## What the task requires
Only the lines holding the string "tiny" are needed. Copy each one.

## Records provided
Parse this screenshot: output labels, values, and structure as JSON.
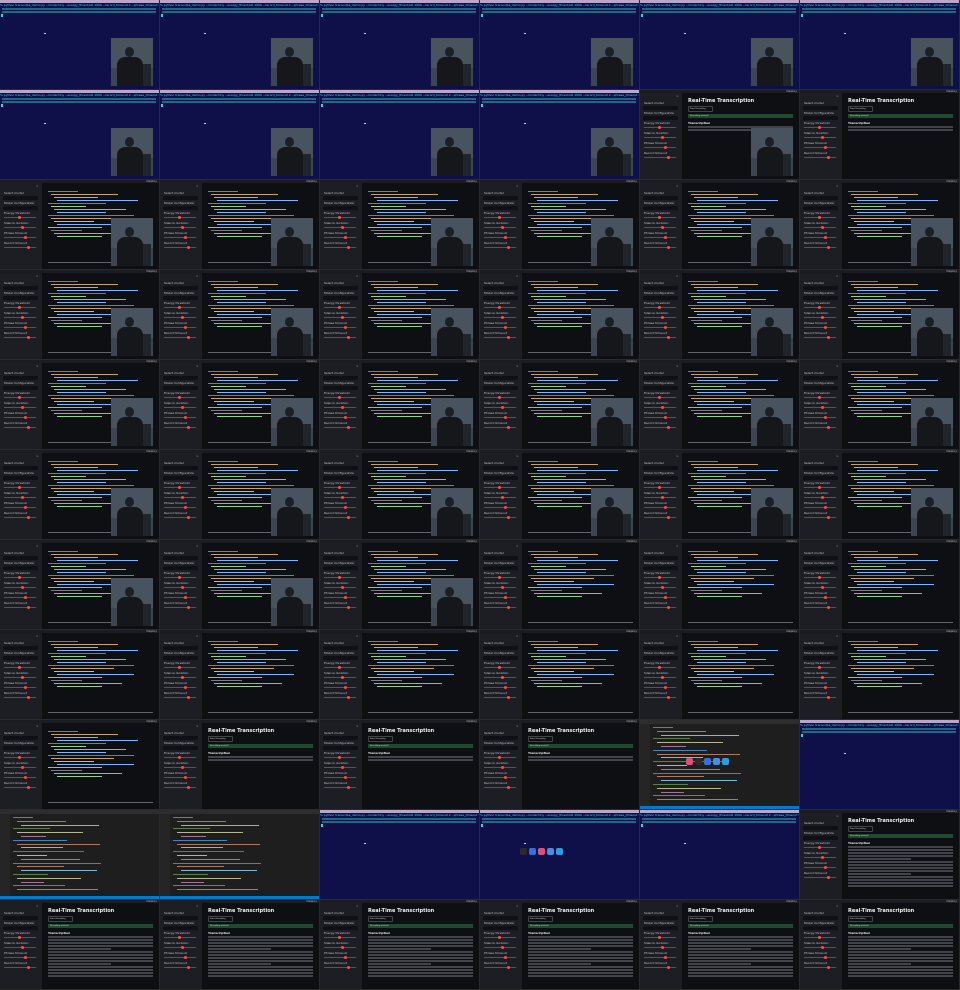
{
  "app": {
    "title": "Real-Time Transcription",
    "start_button": "Start Recording",
    "status_text": "Recording started!",
    "section_heading": "Transcription",
    "deploy_label": "Deploy",
    "close_glyph": "×"
  },
  "sidebar": {
    "labels": [
      "Select model",
      "Model Configuration",
      "Energy threshold",
      "Silence duration",
      "Phrase timeout",
      "Record timeout"
    ],
    "model_value": "tiny",
    "config_value": "Recommended configuration"
  },
  "terminal": {
    "prompt_text": "% python transcribe_demo.py --model tiny --energy_threshold 1000 --record_timeout 2 --phrase_timeout 3"
  },
  "colors": {
    "terminal_bg": "#0f0f4a",
    "app_bg": "#0e0f13",
    "sidebar_bg": "#1c1e24",
    "status_green": "#1f4a30",
    "accent_red": "#ff4b4b",
    "editor_status_blue": "#007acc"
  },
  "frames": [
    "term-cam",
    "term-cam",
    "term-cam",
    "term-cam",
    "term-cam",
    "term-cam",
    "term-cam",
    "term-cam",
    "term-cam",
    "term-cam",
    "app-title-cam",
    "app-title",
    "app-code-cam",
    "app-code-cam",
    "app-code-cam",
    "app-code-cam",
    "app-code-cam",
    "app-code-cam",
    "app-code-cam",
    "app-code-cam",
    "app-code-cam",
    "app-code-cam",
    "app-code-cam",
    "app-code-cam",
    "app-code-cam",
    "app-code-cam",
    "app-code-cam",
    "app-code-cam",
    "app-code-cam",
    "app-code-cam",
    "app-code-cam",
    "app-code-cam",
    "app-code-cam",
    "app-code-cam",
    "app-code-cam",
    "app-code-cam",
    "app-code-cam",
    "app-code-cam",
    "app-code-cam",
    "app-code",
    "app-code",
    "app-code",
    "app-code",
    "app-code",
    "app-code",
    "app-code",
    "app-code",
    "app-code",
    "app-code",
    "app-title",
    "app-title",
    "app-title",
    "editor-dock",
    "term",
    "editor",
    "editor",
    "term",
    "term-dock",
    "term",
    "app-title-text",
    "app-title-text",
    "app-title-text",
    "app-title-text",
    "app-title-text",
    "app-title-text",
    "app-title-text"
  ]
}
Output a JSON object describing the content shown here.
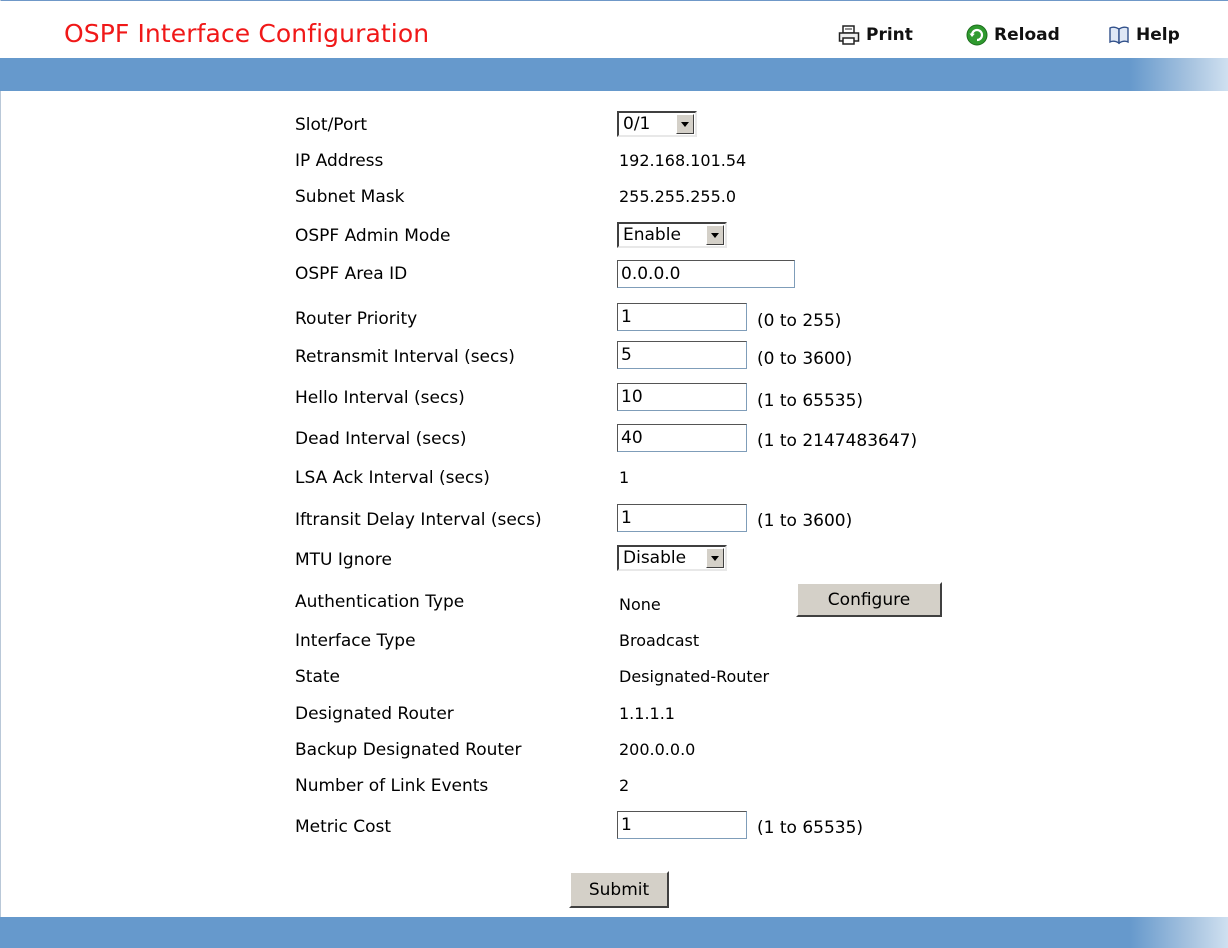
{
  "page": {
    "title": "OSPF Interface Configuration"
  },
  "toolbar": {
    "print_label": "Print",
    "reload_label": "Reload",
    "help_label": "Help"
  },
  "form": {
    "slot_port": {
      "label": "Slot/Port",
      "value": "0/1"
    },
    "ip_address": {
      "label": "IP Address",
      "value": "192.168.101.54"
    },
    "subnet_mask": {
      "label": "Subnet Mask",
      "value": "255.255.255.0"
    },
    "admin_mode": {
      "label": "OSPF Admin Mode",
      "value": "Enable"
    },
    "area_id": {
      "label": "OSPF Area ID",
      "value": "0.0.0.0"
    },
    "router_priority": {
      "label": "Router Priority",
      "value": "1",
      "range": "(0 to 255)"
    },
    "retransmit_interval": {
      "label": "Retransmit Interval (secs)",
      "value": "5",
      "range": "(0 to 3600)"
    },
    "hello_interval": {
      "label": "Hello Interval (secs)",
      "value": "10",
      "range": "(1 to 65535)"
    },
    "dead_interval": {
      "label": "Dead Interval (secs)",
      "value": "40",
      "range": "(1 to 2147483647)"
    },
    "lsa_ack_interval": {
      "label": "LSA Ack Interval (secs)",
      "value": "1"
    },
    "iftransit_delay": {
      "label": "Iftransit Delay Interval (secs)",
      "value": "1",
      "range": "(1 to 3600)"
    },
    "mtu_ignore": {
      "label": "MTU Ignore",
      "value": "Disable"
    },
    "auth_type": {
      "label": "Authentication Type",
      "value": "None",
      "button": "Configure"
    },
    "interface_type": {
      "label": "Interface Type",
      "value": "Broadcast"
    },
    "state": {
      "label": "State",
      "value": "Designated-Router"
    },
    "designated_router": {
      "label": "Designated Router",
      "value": "1.1.1.1"
    },
    "backup_designated_router": {
      "label": "Backup Designated Router",
      "value": "200.0.0.0"
    },
    "link_events": {
      "label": "Number of Link Events",
      "value": "2"
    },
    "metric_cost": {
      "label": "Metric Cost",
      "value": "1",
      "range": "(1 to 65535)"
    },
    "submit_label": "Submit"
  },
  "colors": {
    "title": "#f01818",
    "bar": "#6699cc",
    "button_face": "#d4d0c8"
  }
}
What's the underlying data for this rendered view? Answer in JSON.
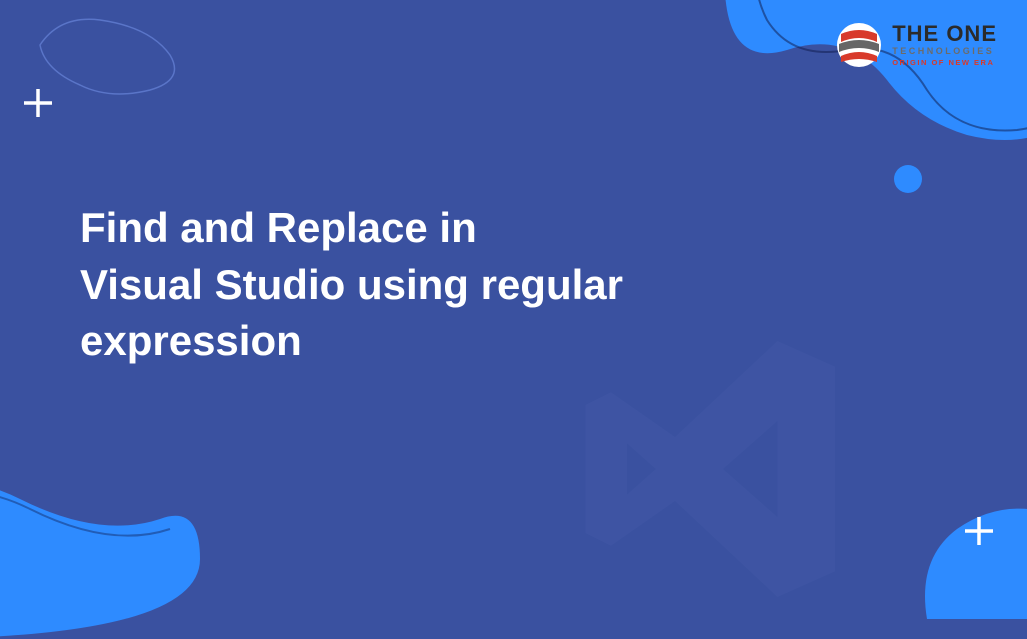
{
  "title_line1": "Find and Replace in",
  "title_line2": "Visual Studio using regular",
  "title_line3": "expression",
  "logo": {
    "main": "THE ONE",
    "sub": "TECHNOLOGIES",
    "tagline": "ORIGIN OF NEW ERA"
  },
  "colors": {
    "background": "#3a51a0",
    "accent_blue": "#2e8bff",
    "text": "#ffffff"
  }
}
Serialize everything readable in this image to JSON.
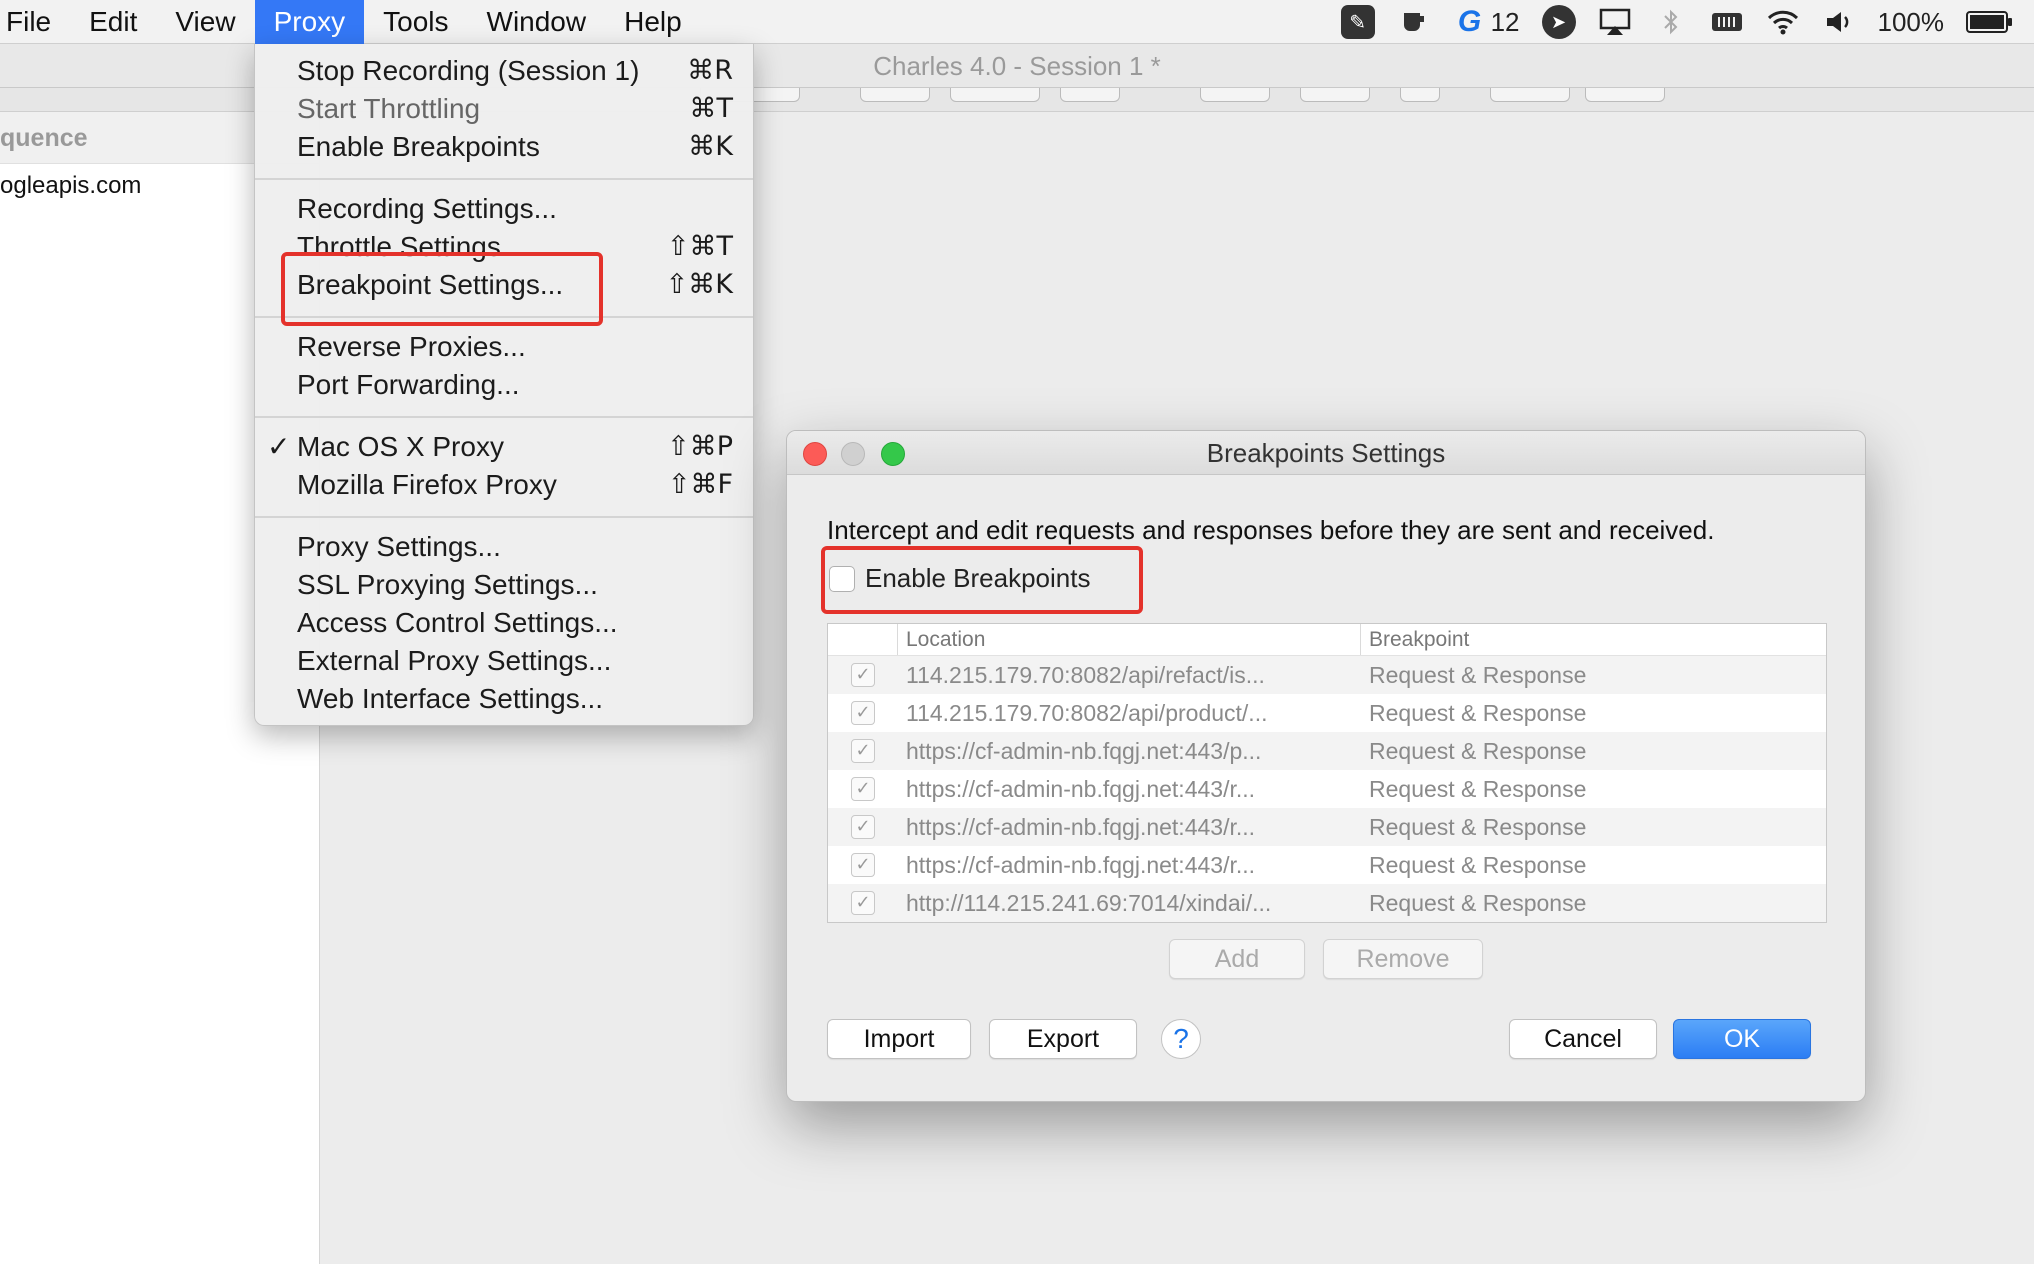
{
  "menubar": {
    "items": [
      "File",
      "Edit",
      "View",
      "Proxy",
      "Tools",
      "Window",
      "Help"
    ],
    "active": "Proxy",
    "status": {
      "notif_count": "12",
      "battery": "100%"
    }
  },
  "window": {
    "title": "Charles 4.0 - Session 1 *"
  },
  "leftpane": {
    "header": "quence",
    "rows": [
      "ogleapis.com"
    ]
  },
  "proxy_menu": {
    "groups": [
      [
        {
          "label": "Stop Recording (Session 1)",
          "shortcut": "⌘R"
        },
        {
          "label": "Start Throttling",
          "shortcut": "⌘T"
        },
        {
          "label": "Enable Breakpoints",
          "shortcut": "⌘K"
        }
      ],
      [
        {
          "label": "Recording Settings...",
          "shortcut": ""
        },
        {
          "label": "Throttle Settings...",
          "shortcut": "⇧⌘T"
        },
        {
          "label": "Breakpoint Settings...",
          "shortcut": "⇧⌘K"
        }
      ],
      [
        {
          "label": "Reverse Proxies...",
          "shortcut": ""
        },
        {
          "label": "Port Forwarding...",
          "shortcut": ""
        }
      ],
      [
        {
          "label": "Mac OS X Proxy",
          "shortcut": "⇧⌘P",
          "checked": true
        },
        {
          "label": "Mozilla Firefox Proxy",
          "shortcut": "⇧⌘F"
        }
      ],
      [
        {
          "label": "Proxy Settings...",
          "shortcut": ""
        },
        {
          "label": "SSL Proxying Settings...",
          "shortcut": ""
        },
        {
          "label": "Access Control Settings...",
          "shortcut": ""
        },
        {
          "label": "External Proxy Settings...",
          "shortcut": ""
        },
        {
          "label": "Web Interface Settings...",
          "shortcut": ""
        }
      ]
    ]
  },
  "dialog": {
    "title": "Breakpoints Settings",
    "description": "Intercept and edit requests and responses before they are sent and received.",
    "enable_label": "Enable Breakpoints",
    "enable_checked": false,
    "columns": [
      "Location",
      "Breakpoint"
    ],
    "rows": [
      {
        "location": "114.215.179.70:8082/api/refact/is...",
        "breakpoint": "Request & Response"
      },
      {
        "location": "114.215.179.70:8082/api/product/...",
        "breakpoint": "Request & Response"
      },
      {
        "location": "https://cf-admin-nb.fqgj.net:443/p...",
        "breakpoint": "Request & Response"
      },
      {
        "location": "https://cf-admin-nb.fqgj.net:443/r...",
        "breakpoint": "Request & Response"
      },
      {
        "location": "https://cf-admin-nb.fqgj.net:443/r...",
        "breakpoint": "Request & Response"
      },
      {
        "location": "https://cf-admin-nb.fqgj.net:443/r...",
        "breakpoint": "Request & Response"
      },
      {
        "location": "http://114.215.241.69:7014/xindai/...",
        "breakpoint": "Request & Response"
      }
    ],
    "buttons": {
      "add": "Add",
      "remove": "Remove",
      "import": "Import",
      "export": "Export",
      "help": "?",
      "cancel": "Cancel",
      "ok": "OK"
    }
  },
  "colors": {
    "menu_active": "#3478f6",
    "highlight": "#e4322b",
    "ok_button": "#2b7df4"
  }
}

## Finished exercise
    "model_value": "tiny",
    "prompt_text": "% python transcribe_demo.py --model tiny --energy_threshold 1000 --record_timeout 2 --phrase_timeout 3"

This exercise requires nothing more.